Brief: Output the records exactly. Include every line.

Information shown:
::::
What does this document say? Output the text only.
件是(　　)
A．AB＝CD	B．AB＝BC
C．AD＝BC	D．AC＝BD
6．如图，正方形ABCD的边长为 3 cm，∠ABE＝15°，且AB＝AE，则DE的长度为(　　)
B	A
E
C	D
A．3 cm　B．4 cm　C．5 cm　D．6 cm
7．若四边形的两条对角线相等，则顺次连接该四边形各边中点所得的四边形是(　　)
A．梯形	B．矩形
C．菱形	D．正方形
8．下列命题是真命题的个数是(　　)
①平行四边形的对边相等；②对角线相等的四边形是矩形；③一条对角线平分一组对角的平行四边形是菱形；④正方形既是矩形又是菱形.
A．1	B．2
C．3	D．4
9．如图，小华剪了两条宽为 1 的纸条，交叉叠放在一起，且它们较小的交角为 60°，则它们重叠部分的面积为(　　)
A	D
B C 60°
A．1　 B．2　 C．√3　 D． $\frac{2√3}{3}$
::::
Solution below:
What does this document say? Output the text only.
件是(　　)
A．AB＝CD	B．AB＝BC
C．AD＝BC	D．AC＝BD
6．如图，正方形ABCD的边长为 3 cm，∠ABE＝15°，且AB＝AE，则DE的长度为(　　)
B	A
E
C	D
A．3 cm　B．4 cm　C．5 cm　D．6 cm
7．若四边形的两条对角线相等，则顺次连接该四边形各边中点所得的四边形是(　　)
A．梯形	B．矩形
C．菱形	D．正方形
8．下列命题是真命题的个数是(　　)
①平行四边形的对边相等；②对角线相等的四边形是矩形；③一条对角线平分一组对角的平行四边形是菱形；④正方形既是矩形又是菱形.
A．1	B．2
C．3	D．4
9．如图，小华剪了两条宽为 1 的纸条，交叉叠放在一起，且它们较小的交角为 60°，则它们重叠部分的面积为(　　)
A	D
B C 60°
A．1　 B．2　 C．√3　 D． $\frac{2√3}{3}$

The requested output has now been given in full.